> Dataset content
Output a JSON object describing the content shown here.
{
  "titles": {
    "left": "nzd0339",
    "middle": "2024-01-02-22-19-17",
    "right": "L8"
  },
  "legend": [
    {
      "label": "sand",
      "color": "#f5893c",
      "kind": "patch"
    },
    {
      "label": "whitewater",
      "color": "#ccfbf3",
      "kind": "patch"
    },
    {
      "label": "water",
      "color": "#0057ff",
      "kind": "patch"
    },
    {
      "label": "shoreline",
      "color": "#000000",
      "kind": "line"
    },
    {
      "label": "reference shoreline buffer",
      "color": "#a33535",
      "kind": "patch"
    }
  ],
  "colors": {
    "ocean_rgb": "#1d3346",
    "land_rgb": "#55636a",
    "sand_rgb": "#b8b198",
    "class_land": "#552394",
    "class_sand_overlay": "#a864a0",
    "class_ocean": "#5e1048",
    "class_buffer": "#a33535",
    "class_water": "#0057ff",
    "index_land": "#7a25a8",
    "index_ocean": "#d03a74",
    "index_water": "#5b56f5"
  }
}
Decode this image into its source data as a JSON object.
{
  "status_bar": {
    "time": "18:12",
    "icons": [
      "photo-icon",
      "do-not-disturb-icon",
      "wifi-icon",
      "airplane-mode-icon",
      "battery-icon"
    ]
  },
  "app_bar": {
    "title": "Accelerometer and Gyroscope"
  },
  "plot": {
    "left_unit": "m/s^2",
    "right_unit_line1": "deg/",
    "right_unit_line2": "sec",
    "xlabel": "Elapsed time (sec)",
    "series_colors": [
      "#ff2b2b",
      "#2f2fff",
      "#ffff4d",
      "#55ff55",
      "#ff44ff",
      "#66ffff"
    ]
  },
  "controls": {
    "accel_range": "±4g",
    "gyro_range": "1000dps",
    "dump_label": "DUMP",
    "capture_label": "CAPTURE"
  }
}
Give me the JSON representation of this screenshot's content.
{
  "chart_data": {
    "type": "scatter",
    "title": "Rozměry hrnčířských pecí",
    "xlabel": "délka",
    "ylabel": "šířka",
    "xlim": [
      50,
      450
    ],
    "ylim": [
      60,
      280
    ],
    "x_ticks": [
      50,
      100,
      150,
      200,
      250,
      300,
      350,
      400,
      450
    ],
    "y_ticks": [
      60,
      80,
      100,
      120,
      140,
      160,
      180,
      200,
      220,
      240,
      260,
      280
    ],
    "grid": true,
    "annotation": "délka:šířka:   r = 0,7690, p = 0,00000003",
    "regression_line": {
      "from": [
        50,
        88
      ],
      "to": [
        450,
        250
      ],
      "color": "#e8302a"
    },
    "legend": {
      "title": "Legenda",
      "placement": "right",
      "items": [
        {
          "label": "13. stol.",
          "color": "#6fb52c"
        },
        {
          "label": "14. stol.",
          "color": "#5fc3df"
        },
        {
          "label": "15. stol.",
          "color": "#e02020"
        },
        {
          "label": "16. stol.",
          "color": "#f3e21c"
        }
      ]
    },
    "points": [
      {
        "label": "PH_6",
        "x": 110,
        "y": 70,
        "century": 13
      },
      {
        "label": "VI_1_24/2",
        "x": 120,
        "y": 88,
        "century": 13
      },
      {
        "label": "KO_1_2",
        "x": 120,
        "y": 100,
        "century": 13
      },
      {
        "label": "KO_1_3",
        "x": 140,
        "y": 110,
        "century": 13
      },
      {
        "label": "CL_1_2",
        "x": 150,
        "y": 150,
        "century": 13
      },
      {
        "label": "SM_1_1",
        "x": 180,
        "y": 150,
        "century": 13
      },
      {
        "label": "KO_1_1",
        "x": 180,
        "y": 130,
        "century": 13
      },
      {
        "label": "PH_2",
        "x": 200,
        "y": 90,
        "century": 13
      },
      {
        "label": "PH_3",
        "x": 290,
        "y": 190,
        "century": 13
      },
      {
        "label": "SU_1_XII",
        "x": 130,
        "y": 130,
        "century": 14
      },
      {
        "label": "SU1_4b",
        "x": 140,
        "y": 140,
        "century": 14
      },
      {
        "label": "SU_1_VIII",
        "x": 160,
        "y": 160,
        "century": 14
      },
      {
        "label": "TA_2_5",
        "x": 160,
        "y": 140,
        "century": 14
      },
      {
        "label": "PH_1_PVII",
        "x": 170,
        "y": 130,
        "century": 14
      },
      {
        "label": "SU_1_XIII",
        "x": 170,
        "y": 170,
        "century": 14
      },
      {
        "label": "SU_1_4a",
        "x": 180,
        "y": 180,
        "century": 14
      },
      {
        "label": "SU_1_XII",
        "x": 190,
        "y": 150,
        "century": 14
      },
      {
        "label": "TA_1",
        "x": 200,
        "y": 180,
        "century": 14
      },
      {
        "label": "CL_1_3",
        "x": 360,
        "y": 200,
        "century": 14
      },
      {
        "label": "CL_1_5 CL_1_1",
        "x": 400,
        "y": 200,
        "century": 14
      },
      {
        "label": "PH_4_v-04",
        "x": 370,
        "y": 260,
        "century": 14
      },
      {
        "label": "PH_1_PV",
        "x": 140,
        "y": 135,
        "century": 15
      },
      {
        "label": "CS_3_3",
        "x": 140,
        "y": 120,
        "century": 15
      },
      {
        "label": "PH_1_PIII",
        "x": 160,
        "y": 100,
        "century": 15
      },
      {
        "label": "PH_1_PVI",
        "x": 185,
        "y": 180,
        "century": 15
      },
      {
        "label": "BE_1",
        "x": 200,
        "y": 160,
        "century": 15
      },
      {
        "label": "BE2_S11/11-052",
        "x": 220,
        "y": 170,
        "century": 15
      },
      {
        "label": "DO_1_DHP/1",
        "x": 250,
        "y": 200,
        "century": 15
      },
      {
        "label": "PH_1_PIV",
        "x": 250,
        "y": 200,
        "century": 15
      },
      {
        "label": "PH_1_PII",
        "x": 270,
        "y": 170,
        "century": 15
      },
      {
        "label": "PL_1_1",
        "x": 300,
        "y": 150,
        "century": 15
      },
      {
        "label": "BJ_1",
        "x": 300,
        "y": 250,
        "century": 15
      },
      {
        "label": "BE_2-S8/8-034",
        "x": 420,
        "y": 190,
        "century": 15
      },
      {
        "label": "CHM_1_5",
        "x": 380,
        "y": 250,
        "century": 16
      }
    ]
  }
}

> Short problem
Exactly reproduce every line of the records.

> Correct answer
Output a JSON object describing the content shown here.
{
  "titles": {
    "left": "nzd0339",
    "middle": "2024-01-02-22-19-17",
    "right": "L8"
  },
  "legend": [
    {
      "label": "sand",
      "color": "#f5893c",
      "kind": "patch"
    },
    {
      "label": "whitewater",
      "color": "#ccfbf3",
      "kind": "patch"
    },
    {
      "label": "water",
      "color": "#0057ff",
      "kind": "patch"
    },
    {
      "label": "shoreline",
      "color": "#000000",
      "kind": "line"
    },
    {
      "label": "reference shoreline buffer",
      "color": "#a33535",
      "kind": "patch"
    }
  ],
  "colors": {
    "ocean_rgb": "#1d3346",
    "land_rgb": "#55636a",
    "sand_rgb": "#b8b198",
    "class_land": "#552394",
    "class_sand_overlay": "#a864a0",
    "class_ocean": "#5e1048",
    "class_buffer": "#a33535",
    "class_water": "#0057ff",
    "index_land": "#7a25a8",
    "index_ocean": "#d03a74",
    "index_water": "#5b56f5"
  }
}
Decode this image into its source data as a JSON object.
{
  "status_bar": {
    "time": "18:12",
    "icons": [
      "photo-icon",
      "do-not-disturb-icon",
      "wifi-icon",
      "airplane-mode-icon",
      "battery-icon"
    ]
  },
  "app_bar": {
    "title": "Accelerometer and Gyroscope"
  },
  "plot": {
    "left_unit": "m/s^2",
    "right_unit_line1": "deg/",
    "right_unit_line2": "sec",
    "xlabel": "Elapsed time (sec)",
    "series_colors": [
      "#ff2b2b",
      "#2f2fff",
      "#ffff4d",
      "#55ff55",
      "#ff44ff",
      "#66ffff"
    ]
  },
  "controls": {
    "accel_range": "±4g",
    "gyro_range": "1000dps",
    "dump_label": "DUMP",
    "capture_label": "CAPTURE"
  }
}
Give me the JSON representation of this screenshot's content.
{
  "chart_data": {
    "type": "scatter",
    "title": "Rozměry hrnčířských pecí",
    "xlabel": "délka",
    "ylabel": "šířka",
    "xlim": [
      50,
      450
    ],
    "ylim": [
      60,
      280
    ],
    "x_ticks": [
      50,
      100,
      150,
      200,
      250,
      300,
      350,
      400,
      450
    ],
    "y_ticks": [
      60,
      80,
      100,
      120,
      140,
      160,
      180,
      200,
      220,
      240,
      260,
      280
    ],
    "grid": true,
    "annotation": "délka:šířka:   r = 0,7690, p = 0,00000003",
    "regression_line": {
      "from": [
        50,
        88
      ],
      "to": [
        450,
        250
      ],
      "color": "#e8302a"
    },
    "legend": {
      "title": "Legenda",
      "placement": "right",
      "items": [
        {
          "label": "13. stol.",
          "color": "#6fb52c"
        },
        {
          "label": "14. stol.",
          "color": "#5fc3df"
        },
        {
          "label": "15. stol.",
          "color": "#e02020"
        },
        {
          "label": "16. stol.",
          "color": "#f3e21c"
        }
      ]
    },
    "points": [
      {
        "label": "PH_6",
        "x": 110,
        "y": 70,
        "century": 13
      },
      {
        "label": "VI_1_24/2",
        "x": 120,
        "y": 88,
        "century": 13
      },
      {
        "label": "KO_1_2",
        "x": 120,
        "y": 100,
        "century": 13
      },
      {
        "label": "KO_1_3",
        "x": 140,
        "y": 110,
        "century": 13
      },
      {
        "label": "CL_1_2",
        "x": 150,
        "y": 150,
        "century": 13
      },
      {
        "label": "SM_1_1",
        "x": 180,
        "y": 150,
        "century": 13
      },
      {
        "label": "KO_1_1",
        "x": 180,
        "y": 130,
        "century": 13
      },
      {
        "label": "PH_2",
        "x": 200,
        "y": 90,
        "century": 13
      },
      {
        "label": "PH_3",
        "x": 290,
        "y": 190,
        "century": 13
      },
      {
        "label": "SU_1_XII",
        "x": 130,
        "y": 130,
        "century": 14
      },
      {
        "label": "SU1_4b",
        "x": 140,
        "y": 140,
        "century": 14
      },
      {
        "label": "SU_1_VIII",
        "x": 160,
        "y": 160,
        "century": 14
      },
      {
        "label": "TA_2_5",
        "x": 160,
        "y": 140,
        "century": 14
      },
      {
        "label": "PH_1_PVII",
        "x": 170,
        "y": 130,
        "century": 14
      },
      {
        "label": "SU_1_XIII",
        "x": 170,
        "y": 170,
        "century": 14
      },
      {
        "label": "SU_1_4a",
        "x": 180,
        "y": 180,
        "century": 14
      },
      {
        "label": "SU_1_XII",
        "x": 190,
        "y": 150,
        "century": 14
      },
      {
        "label": "TA_1",
        "x": 200,
        "y": 180,
        "century": 14
      },
      {
        "label": "CL_1_3",
        "x": 360,
        "y": 200,
        "century": 14
      },
      {
        "label": "CL_1_5 CL_1_1",
        "x": 400,
        "y": 200,
        "century": 14
      },
      {
        "label": "PH_4_v-04",
        "x": 370,
        "y": 260,
        "century": 14
      },
      {
        "label": "PH_1_PV",
        "x": 140,
        "y": 135,
        "century": 15
      },
      {
        "label": "CS_3_3",
        "x": 140,
        "y": 120,
        "century": 15
      },
      {
        "label": "PH_1_PIII",
        "x": 160,
        "y": 100,
        "century": 15
      },
      {
        "label": "PH_1_PVI",
        "x": 185,
        "y": 180,
        "century": 15
      },
      {
        "label": "BE_1",
        "x": 200,
        "y": 160,
        "century": 15
      },
      {
        "label": "BE2_S11/11-052",
        "x": 220,
        "y": 170,
        "century": 15
      },
      {
        "label": "DO_1_DHP/1",
        "x": 250,
        "y": 200,
        "century": 15
      },
      {
        "label": "PH_1_PIV",
        "x": 250,
        "y": 200,
        "century": 15
      },
      {
        "label": "PH_1_PII",
        "x": 270,
        "y": 170,
        "century": 15
      },
      {
        "label": "PL_1_1",
        "x": 300,
        "y": 150,
        "century": 15
      },
      {
        "label": "BJ_1",
        "x": 300,
        "y": 250,
        "century": 15
      },
      {
        "label": "BE_2-S8/8-034",
        "x": 420,
        "y": 190,
        "century": 15
      },
      {
        "label": "CHM_1_5",
        "x": 380,
        "y": 250,
        "century": 16
      }
    ]
  }
}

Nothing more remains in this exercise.